• _STATED PROBLEM_:
In the copy, include every entry exactly but none of the images.

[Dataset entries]
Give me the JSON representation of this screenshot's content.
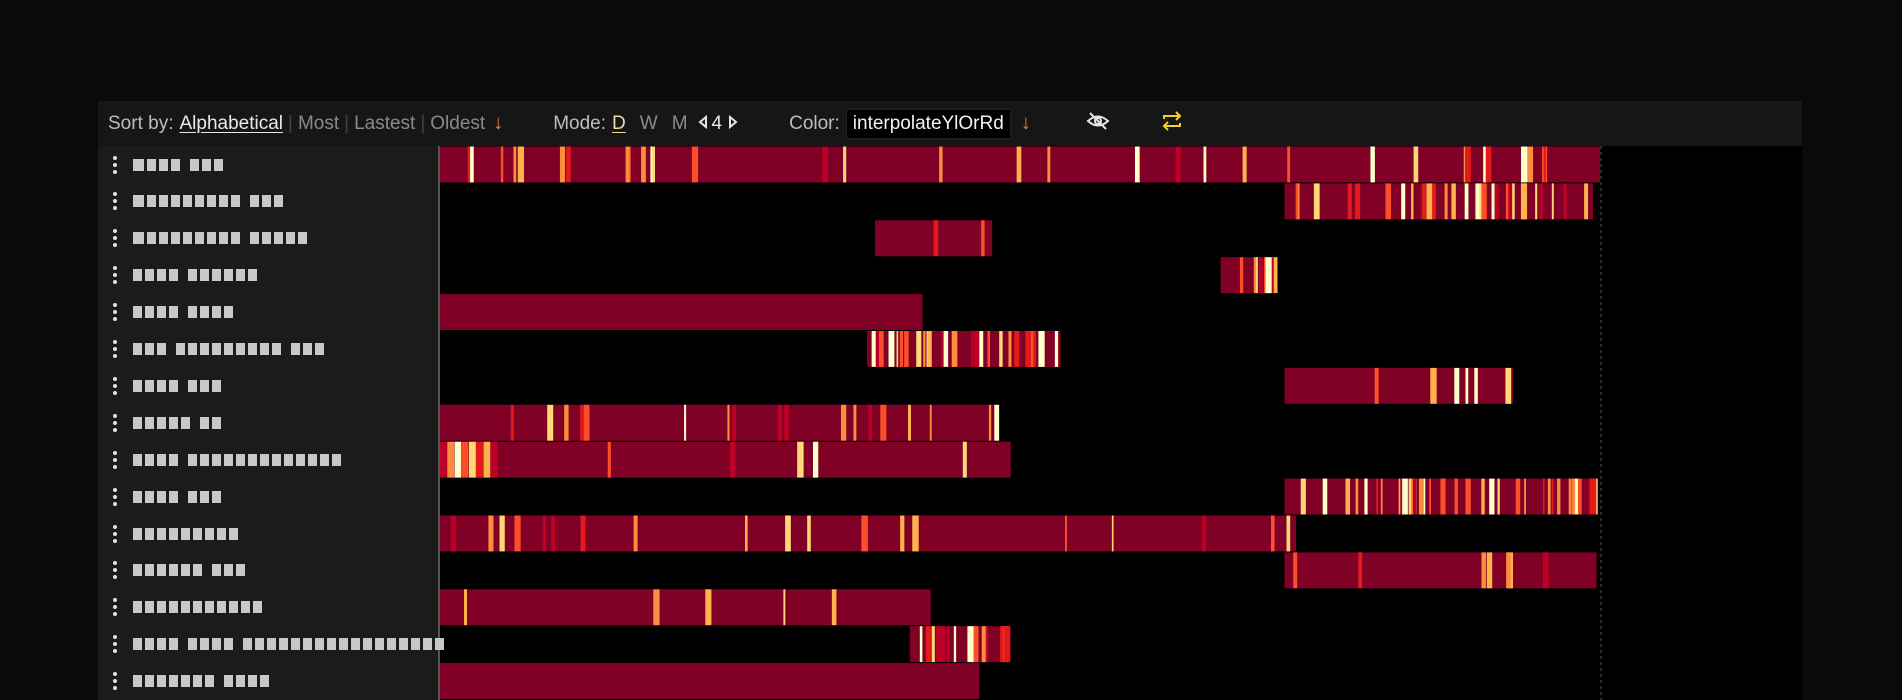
{
  "toolbar": {
    "sort": {
      "label": "Sort by:",
      "options": [
        "Alphabetical",
        "Most",
        "Lastest",
        "Oldest"
      ],
      "active": "Alphabetical"
    },
    "mode": {
      "label": "Mode:",
      "options": [
        "D",
        "W",
        "M"
      ],
      "active": "D",
      "value": "4"
    },
    "color": {
      "label": "Color:",
      "scheme": "interpolateYlOrRd"
    },
    "icons": {
      "sort_direction": "arrow-down-icon",
      "color_direction": "arrow-down-icon",
      "visibility": "eye-off-icon",
      "swap": "repeat-icon"
    },
    "colors": {
      "accent": "#f08a3c",
      "swap": "#f2d024"
    }
  },
  "colors": {
    "base": "#800026",
    "scale": [
      "#bd0026",
      "#e31a1c",
      "#fc4e2a",
      "#fd8d3c",
      "#feb24c",
      "#fed976",
      "#ffffcc"
    ]
  },
  "rows": [
    {
      "spans": [
        [
          0.0,
          1.0
        ]
      ],
      "seed": 3,
      "density": 34
    },
    {
      "spans": [
        [
          0.728,
          0.994
        ]
      ],
      "seed": 11,
      "density": 30
    },
    {
      "spans": [
        [
          0.375,
          0.476
        ]
      ],
      "seed": 17,
      "density": 3
    },
    {
      "spans": [
        [
          0.673,
          0.722
        ]
      ],
      "seed": 23,
      "density": 8
    },
    {
      "spans": [
        [
          0.0,
          0.416
        ]
      ],
      "seed": 29,
      "density": 0
    },
    {
      "spans": [
        [
          0.368,
          0.535
        ]
      ],
      "seed": 31,
      "density": 28
    },
    {
      "spans": [
        [
          0.728,
          0.925
        ]
      ],
      "seed": 37,
      "density": 6
    },
    {
      "spans": [
        [
          0.0,
          0.482
        ]
      ],
      "seed": 41,
      "density": 18
    },
    {
      "spans": [
        [
          0.0,
          0.492
        ]
      ],
      "seed": 43,
      "density": 6,
      "hot_start": 0.05
    },
    {
      "spans": [
        [
          0.728,
          0.998
        ]
      ],
      "seed": 47,
      "density": 38
    },
    {
      "spans": [
        [
          0.0,
          0.738
        ]
      ],
      "seed": 53,
      "density": 20
    },
    {
      "spans": [
        [
          0.728,
          0.997
        ]
      ],
      "seed": 59,
      "density": 8
    },
    {
      "spans": [
        [
          0.0,
          0.423
        ]
      ],
      "seed": 61,
      "density": 5
    },
    {
      "spans": [
        [
          0.405,
          0.492
        ]
      ],
      "seed": 67,
      "density": 16
    },
    {
      "spans": [
        [
          0.0,
          0.465
        ]
      ],
      "seed": 71,
      "density": 0
    }
  ],
  "names": [
    [
      4,
      3,
      3,
      3,
      0,
      3,
      3,
      3
    ],
    [
      4,
      3,
      3,
      3,
      3,
      3,
      3,
      3,
      3,
      0,
      3,
      3,
      3
    ],
    [
      4,
      3,
      3,
      3,
      3,
      3,
      3,
      3,
      3,
      0,
      3,
      3,
      3,
      3,
      3
    ],
    [
      3,
      3,
      3,
      3,
      0,
      3,
      3,
      3,
      3,
      3,
      3
    ],
    [
      3,
      3,
      3,
      3,
      0,
      3,
      3,
      3,
      3
    ],
    [
      3,
      3,
      3,
      0,
      3,
      3,
      3,
      3,
      3,
      3,
      3,
      3,
      3,
      0,
      3,
      3,
      3
    ],
    [
      3,
      3,
      3,
      3,
      0,
      3,
      3,
      3
    ],
    [
      3,
      3,
      3,
      3,
      3,
      0,
      3,
      3
    ],
    [
      3,
      3,
      3,
      3,
      0,
      3,
      3,
      3,
      3,
      3,
      3,
      3,
      3,
      3,
      3,
      3,
      3,
      3
    ],
    [
      3,
      3,
      3,
      3,
      0,
      3,
      3,
      3
    ],
    [
      3,
      3,
      3,
      3,
      3,
      3,
      3,
      3,
      3
    ],
    [
      3,
      3,
      3,
      3,
      3,
      3,
      0,
      3,
      3,
      3
    ],
    [
      3,
      3,
      3,
      3,
      3,
      3,
      3,
      3,
      3,
      3,
      3
    ],
    [
      3,
      3,
      3,
      3,
      0,
      3,
      3,
      3,
      3,
      0,
      3,
      3,
      3,
      3,
      3,
      3,
      3,
      3,
      3,
      3,
      3,
      3,
      3,
      3,
      3,
      3,
      3
    ],
    [
      3,
      3,
      3,
      3,
      3,
      3,
      3,
      0,
      3,
      3,
      3,
      3
    ]
  ]
}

• _FINAL ANSWER_:
Give me the JSON representation of this screenshot's content.
{
  "toolbar": {
    "sort": {
      "label": "Sort by:",
      "options": [
        "Alphabetical",
        "Most",
        "Lastest",
        "Oldest"
      ],
      "active": "Alphabetical"
    },
    "mode": {
      "label": "Mode:",
      "options": [
        "D",
        "W",
        "M"
      ],
      "active": "D",
      "value": "4"
    },
    "color": {
      "label": "Color:",
      "scheme": "interpolateYlOrRd"
    },
    "icons": {
      "sort_direction": "arrow-down-icon",
      "color_direction": "arrow-down-icon",
      "visibility": "eye-off-icon",
      "swap": "repeat-icon"
    },
    "colors": {
      "accent": "#f08a3c",
      "swap": "#f2d024"
    }
  },
  "colors": {
    "base": "#800026",
    "scale": [
      "#bd0026",
      "#e31a1c",
      "#fc4e2a",
      "#fd8d3c",
      "#feb24c",
      "#fed976",
      "#ffffcc"
    ]
  },
  "rows": [
    {
      "spans": [
        [
          0.0,
          1.0
        ]
      ],
      "seed": 3,
      "density": 34
    },
    {
      "spans": [
        [
          0.728,
          0.994
        ]
      ],
      "seed": 11,
      "density": 30
    },
    {
      "spans": [
        [
          0.375,
          0.476
        ]
      ],
      "seed": 17,
      "density": 3
    },
    {
      "spans": [
        [
          0.673,
          0.722
        ]
      ],
      "seed": 23,
      "density": 8
    },
    {
      "spans": [
        [
          0.0,
          0.416
        ]
      ],
      "seed": 29,
      "density": 0
    },
    {
      "spans": [
        [
          0.368,
          0.535
        ]
      ],
      "seed": 31,
      "density": 28
    },
    {
      "spans": [
        [
          0.728,
          0.925
        ]
      ],
      "seed": 37,
      "density": 6
    },
    {
      "spans": [
        [
          0.0,
          0.482
        ]
      ],
      "seed": 41,
      "density": 18
    },
    {
      "spans": [
        [
          0.0,
          0.492
        ]
      ],
      "seed": 43,
      "density": 6,
      "hot_start": 0.05
    },
    {
      "spans": [
        [
          0.728,
          0.998
        ]
      ],
      "seed": 47,
      "density": 38
    },
    {
      "spans": [
        [
          0.0,
          0.738
        ]
      ],
      "seed": 53,
      "density": 20
    },
    {
      "spans": [
        [
          0.728,
          0.997
        ]
      ],
      "seed": 59,
      "density": 8
    },
    {
      "spans": [
        [
          0.0,
          0.423
        ]
      ],
      "seed": 61,
      "density": 5
    },
    {
      "spans": [
        [
          0.405,
          0.492
        ]
      ],
      "seed": 67,
      "density": 16
    },
    {
      "spans": [
        [
          0.0,
          0.465
        ]
      ],
      "seed": 71,
      "density": 0
    }
  ],
  "names": [
    [
      4,
      3,
      3,
      3,
      0,
      3,
      3,
      3
    ],
    [
      4,
      3,
      3,
      3,
      3,
      3,
      3,
      3,
      3,
      0,
      3,
      3,
      3
    ],
    [
      4,
      3,
      3,
      3,
      3,
      3,
      3,
      3,
      3,
      0,
      3,
      3,
      3,
      3,
      3
    ],
    [
      3,
      3,
      3,
      3,
      0,
      3,
      3,
      3,
      3,
      3,
      3
    ],
    [
      3,
      3,
      3,
      3,
      0,
      3,
      3,
      3,
      3
    ],
    [
      3,
      3,
      3,
      0,
      3,
      3,
      3,
      3,
      3,
      3,
      3,
      3,
      3,
      0,
      3,
      3,
      3
    ],
    [
      3,
      3,
      3,
      3,
      0,
      3,
      3,
      3
    ],
    [
      3,
      3,
      3,
      3,
      3,
      0,
      3,
      3
    ],
    [
      3,
      3,
      3,
      3,
      0,
      3,
      3,
      3,
      3,
      3,
      3,
      3,
      3,
      3,
      3,
      3,
      3,
      3
    ],
    [
      3,
      3,
      3,
      3,
      0,
      3,
      3,
      3
    ],
    [
      3,
      3,
      3,
      3,
      3,
      3,
      3,
      3,
      3
    ],
    [
      3,
      3,
      3,
      3,
      3,
      3,
      0,
      3,
      3,
      3
    ],
    [
      3,
      3,
      3,
      3,
      3,
      3,
      3,
      3,
      3,
      3,
      3
    ],
    [
      3,
      3,
      3,
      3,
      0,
      3,
      3,
      3,
      3,
      0,
      3,
      3,
      3,
      3,
      3,
      3,
      3,
      3,
      3,
      3,
      3,
      3,
      3,
      3,
      3,
      3,
      3
    ],
    [
      3,
      3,
      3,
      3,
      3,
      3,
      3,
      0,
      3,
      3,
      3,
      3
    ]
  ]
}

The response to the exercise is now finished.